## START
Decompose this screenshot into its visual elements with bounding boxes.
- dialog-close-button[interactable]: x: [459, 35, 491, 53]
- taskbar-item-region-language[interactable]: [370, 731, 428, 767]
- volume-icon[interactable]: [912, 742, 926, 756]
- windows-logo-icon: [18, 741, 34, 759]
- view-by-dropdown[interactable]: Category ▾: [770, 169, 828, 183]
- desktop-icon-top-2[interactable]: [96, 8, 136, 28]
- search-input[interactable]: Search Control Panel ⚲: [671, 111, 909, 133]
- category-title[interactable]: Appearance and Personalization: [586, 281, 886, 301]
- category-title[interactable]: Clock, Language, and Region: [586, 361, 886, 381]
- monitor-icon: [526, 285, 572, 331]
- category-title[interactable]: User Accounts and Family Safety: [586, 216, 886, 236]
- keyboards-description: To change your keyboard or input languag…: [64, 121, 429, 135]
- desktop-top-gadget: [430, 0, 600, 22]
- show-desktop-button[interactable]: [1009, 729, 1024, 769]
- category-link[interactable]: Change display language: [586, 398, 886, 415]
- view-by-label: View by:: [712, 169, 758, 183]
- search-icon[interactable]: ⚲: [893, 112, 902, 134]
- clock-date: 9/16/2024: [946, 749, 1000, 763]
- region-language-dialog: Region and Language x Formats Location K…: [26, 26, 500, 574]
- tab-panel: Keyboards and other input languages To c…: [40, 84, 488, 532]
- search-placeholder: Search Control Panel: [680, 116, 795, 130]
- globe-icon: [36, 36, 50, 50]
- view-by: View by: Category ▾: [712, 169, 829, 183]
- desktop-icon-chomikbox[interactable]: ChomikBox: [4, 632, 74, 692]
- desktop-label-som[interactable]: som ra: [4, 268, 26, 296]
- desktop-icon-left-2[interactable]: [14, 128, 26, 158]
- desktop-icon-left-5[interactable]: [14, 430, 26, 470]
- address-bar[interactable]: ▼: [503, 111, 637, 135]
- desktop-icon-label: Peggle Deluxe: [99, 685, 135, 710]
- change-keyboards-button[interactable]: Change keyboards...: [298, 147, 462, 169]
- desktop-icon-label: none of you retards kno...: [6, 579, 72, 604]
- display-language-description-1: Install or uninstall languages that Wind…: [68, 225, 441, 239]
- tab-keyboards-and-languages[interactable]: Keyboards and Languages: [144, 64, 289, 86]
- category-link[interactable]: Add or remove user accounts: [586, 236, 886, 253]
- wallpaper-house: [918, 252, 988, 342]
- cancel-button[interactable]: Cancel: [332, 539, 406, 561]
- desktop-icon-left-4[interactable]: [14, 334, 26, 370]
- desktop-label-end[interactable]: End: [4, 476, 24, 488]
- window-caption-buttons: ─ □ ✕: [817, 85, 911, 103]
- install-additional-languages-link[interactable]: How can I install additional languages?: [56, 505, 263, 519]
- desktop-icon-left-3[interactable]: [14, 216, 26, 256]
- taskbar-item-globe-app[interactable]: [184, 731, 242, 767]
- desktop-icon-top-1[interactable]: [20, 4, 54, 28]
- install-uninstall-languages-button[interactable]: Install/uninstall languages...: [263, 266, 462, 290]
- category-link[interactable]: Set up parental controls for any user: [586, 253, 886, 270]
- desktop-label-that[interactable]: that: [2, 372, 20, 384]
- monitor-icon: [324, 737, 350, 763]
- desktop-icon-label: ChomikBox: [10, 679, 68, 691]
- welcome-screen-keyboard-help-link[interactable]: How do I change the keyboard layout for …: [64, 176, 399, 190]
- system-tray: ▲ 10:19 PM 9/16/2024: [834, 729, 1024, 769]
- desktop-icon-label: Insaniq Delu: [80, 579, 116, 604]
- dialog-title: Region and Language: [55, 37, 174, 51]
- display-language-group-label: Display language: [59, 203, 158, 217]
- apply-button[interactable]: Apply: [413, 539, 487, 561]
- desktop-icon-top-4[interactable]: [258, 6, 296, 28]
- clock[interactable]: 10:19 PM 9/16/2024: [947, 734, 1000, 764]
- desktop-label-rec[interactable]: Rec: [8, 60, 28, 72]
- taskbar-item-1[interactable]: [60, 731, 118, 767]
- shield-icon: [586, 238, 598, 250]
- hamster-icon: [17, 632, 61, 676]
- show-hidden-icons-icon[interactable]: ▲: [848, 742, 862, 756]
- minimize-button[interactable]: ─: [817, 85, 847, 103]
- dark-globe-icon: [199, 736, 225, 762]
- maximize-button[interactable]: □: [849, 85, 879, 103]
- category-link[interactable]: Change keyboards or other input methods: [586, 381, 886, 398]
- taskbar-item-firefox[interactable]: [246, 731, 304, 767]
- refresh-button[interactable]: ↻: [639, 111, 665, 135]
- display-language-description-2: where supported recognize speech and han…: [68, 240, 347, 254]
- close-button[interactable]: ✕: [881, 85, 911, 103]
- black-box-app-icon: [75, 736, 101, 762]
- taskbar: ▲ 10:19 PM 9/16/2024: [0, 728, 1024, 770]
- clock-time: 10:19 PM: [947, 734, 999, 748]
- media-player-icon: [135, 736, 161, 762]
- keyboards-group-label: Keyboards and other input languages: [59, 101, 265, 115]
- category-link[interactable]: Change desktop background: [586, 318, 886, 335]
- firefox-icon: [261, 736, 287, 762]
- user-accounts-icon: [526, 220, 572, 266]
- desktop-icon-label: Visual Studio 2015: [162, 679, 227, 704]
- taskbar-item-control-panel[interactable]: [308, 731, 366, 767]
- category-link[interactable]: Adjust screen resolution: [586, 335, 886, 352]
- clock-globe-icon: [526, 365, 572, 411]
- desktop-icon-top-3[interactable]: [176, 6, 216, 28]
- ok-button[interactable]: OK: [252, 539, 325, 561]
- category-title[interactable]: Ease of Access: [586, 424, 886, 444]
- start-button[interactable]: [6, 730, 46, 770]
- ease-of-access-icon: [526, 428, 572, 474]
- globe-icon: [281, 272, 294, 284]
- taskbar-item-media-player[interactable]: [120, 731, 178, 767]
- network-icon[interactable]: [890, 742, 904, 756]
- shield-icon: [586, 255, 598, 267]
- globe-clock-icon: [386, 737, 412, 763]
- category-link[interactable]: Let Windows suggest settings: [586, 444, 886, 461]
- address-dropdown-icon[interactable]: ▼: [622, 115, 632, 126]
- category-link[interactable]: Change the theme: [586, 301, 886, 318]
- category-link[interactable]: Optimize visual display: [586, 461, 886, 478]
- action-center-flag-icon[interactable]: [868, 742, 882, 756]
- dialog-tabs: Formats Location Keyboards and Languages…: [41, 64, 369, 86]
## END
■ Task to carry out:
Edit the records above so that every "Control Panel" becomes "Settings Hub", and reproduce all the rest without change.

■ Complete output:
Decompose this screenshot into its visual elements with bounding boxes.
- dialog-close-button[interactable]: x: [459, 35, 491, 53]
- taskbar-item-region-language[interactable]: [370, 731, 428, 767]
- volume-icon[interactable]: [912, 742, 926, 756]
- windows-logo-icon: [18, 741, 34, 759]
- view-by-dropdown[interactable]: Category ▾: [770, 169, 828, 183]
- desktop-icon-top-2[interactable]: [96, 8, 136, 28]
- search-input[interactable]: Search Settings Hub ⚲: [671, 111, 909, 133]
- category-title[interactable]: Appearance and Personalization: [586, 281, 886, 301]
- category-title[interactable]: Clock, Language, and Region: [586, 361, 886, 381]
- monitor-icon: [526, 285, 572, 331]
- category-title[interactable]: User Accounts and Family Safety: [586, 216, 886, 236]
- keyboards-description: To change your keyboard or input languag…: [64, 121, 429, 135]
- desktop-top-gadget: [430, 0, 600, 22]
- show-desktop-button[interactable]: [1009, 729, 1024, 769]
- category-link[interactable]: Change display language: [586, 398, 886, 415]
- view-by-label: View by:: [712, 169, 758, 183]
- search-icon[interactable]: ⚲: [893, 112, 902, 134]
- clock-date: 9/16/2024: [946, 749, 1000, 763]
- region-language-dialog: Region and Language x Formats Location K…: [26, 26, 500, 574]
- tab-panel: Keyboards and other input languages To c…: [40, 84, 488, 532]
- search-placeholder: Search Settings Hub: [680, 116, 795, 130]
- globe-icon: [36, 36, 50, 50]
- view-by: View by: Category ▾: [712, 169, 829, 183]
- desktop-icon-chomikbox[interactable]: ChomikBox: [4, 632, 74, 692]
- desktop-label-som[interactable]: som ra: [4, 268, 26, 296]
- desktop-icon-left-2[interactable]: [14, 128, 26, 158]
- desktop-icon-left-5[interactable]: [14, 430, 26, 470]
- address-bar[interactable]: ▼: [503, 111, 637, 135]
- desktop-icon-label: Peggle Deluxe: [99, 685, 135, 710]
- change-keyboards-button[interactable]: Change keyboards...: [298, 147, 462, 169]
- desktop-icon-label: none of you retards kno...: [6, 579, 72, 604]
- display-language-description-1: Install or uninstall languages that Wind…: [68, 225, 441, 239]
- tab-keyboards-and-languages[interactable]: Keyboards and Languages: [144, 64, 289, 86]
- category-link[interactable]: Add or remove user accounts: [586, 236, 886, 253]
- wallpaper-house: [918, 252, 988, 342]
- cancel-button[interactable]: Cancel: [332, 539, 406, 561]
- desktop-icon-left-4[interactable]: [14, 334, 26, 370]
- desktop-label-end[interactable]: End: [4, 476, 24, 488]
- window-caption-buttons: ─ □ ✕: [817, 85, 911, 103]
- install-additional-languages-link[interactable]: How can I install additional languages?: [56, 505, 263, 519]
- desktop-icon-left-3[interactable]: [14, 216, 26, 256]
- taskbar-item-globe-app[interactable]: [184, 731, 242, 767]
- desktop-icon-top-1[interactable]: [20, 4, 54, 28]
- install-uninstall-languages-button[interactable]: Install/uninstall languages...: [263, 266, 462, 290]
- category-link[interactable]: Set up parental controls for any user: [586, 253, 886, 270]
- desktop-label-that[interactable]: that: [2, 372, 20, 384]
- monitor-icon: [324, 737, 350, 763]
- desktop-icon-label: ChomikBox: [10, 679, 68, 691]
- welcome-screen-keyboard-help-link[interactable]: How do I change the keyboard layout for …: [64, 176, 399, 190]
- system-tray: ▲ 10:19 PM 9/16/2024: [834, 729, 1024, 769]
- desktop-icon-label: Insaniq Delu: [80, 579, 116, 604]
- dialog-title: Region and Language: [55, 37, 174, 51]
- display-language-group-label: Display language: [59, 203, 158, 217]
- apply-button[interactable]: Apply: [413, 539, 487, 561]
- desktop-icon-top-4[interactable]: [258, 6, 296, 28]
- clock[interactable]: 10:19 PM 9/16/2024: [947, 734, 1000, 764]
- desktop-label-rec[interactable]: Rec: [8, 60, 28, 72]
- taskbar-item-1[interactable]: [60, 731, 118, 767]
- shield-icon: [586, 238, 598, 250]
- hamster-icon: [17, 632, 61, 676]
- show-hidden-icons-icon[interactable]: ▲: [848, 742, 862, 756]
- minimize-button[interactable]: ─: [817, 85, 847, 103]
- dark-globe-icon: [199, 736, 225, 762]
- maximize-button[interactable]: □: [849, 85, 879, 103]
- category-link[interactable]: Change keyboards or other input methods: [586, 381, 886, 398]
- taskbar-item-firefox[interactable]: [246, 731, 304, 767]
- refresh-button[interactable]: ↻: [639, 111, 665, 135]
- display-language-description-2: where supported recognize speech and han…: [68, 240, 347, 254]
- close-button[interactable]: ✕: [881, 85, 911, 103]
- black-box-app-icon: [75, 736, 101, 762]
- taskbar: ▲ 10:19 PM 9/16/2024: [0, 728, 1024, 770]
- clock-time: 10:19 PM: [947, 734, 999, 748]
- media-player-icon: [135, 736, 161, 762]
- keyboards-group-label: Keyboards and other input languages: [59, 101, 265, 115]
- category-link[interactable]: Change desktop background: [586, 318, 886, 335]
- firefox-icon: [261, 736, 287, 762]
- user-accounts-icon: [526, 220, 572, 266]
- desktop-icon-label: Visual Studio 2015: [162, 679, 227, 704]
- taskbar-item-control-panel[interactable]: [308, 731, 366, 767]
- category-link[interactable]: Adjust screen resolution: [586, 335, 886, 352]
- clock-globe-icon: [526, 365, 572, 411]
- desktop-icon-top-3[interactable]: [176, 6, 216, 28]
- ok-button[interactable]: OK: [252, 539, 325, 561]
- category-title[interactable]: Ease of Access: [586, 424, 886, 444]
- start-button[interactable]: [6, 730, 46, 770]
- ease-of-access-icon: [526, 428, 572, 474]
- globe-icon: [281, 272, 294, 284]
- taskbar-item-media-player[interactable]: [120, 731, 178, 767]
- network-icon[interactable]: [890, 742, 904, 756]
- shield-icon: [586, 255, 598, 267]
- globe-clock-icon: [386, 737, 412, 763]
- category-link[interactable]: Let Windows suggest settings: [586, 444, 886, 461]
- address-dropdown-icon[interactable]: ▼: [622, 115, 632, 126]
- category-link[interactable]: Change the theme: [586, 301, 886, 318]
- category-link[interactable]: Optimize visual display: [586, 461, 886, 478]
- action-center-flag-icon[interactable]: [868, 742, 882, 756]
- dialog-tabs: Formats Location Keyboards and Languages…: [41, 64, 369, 86]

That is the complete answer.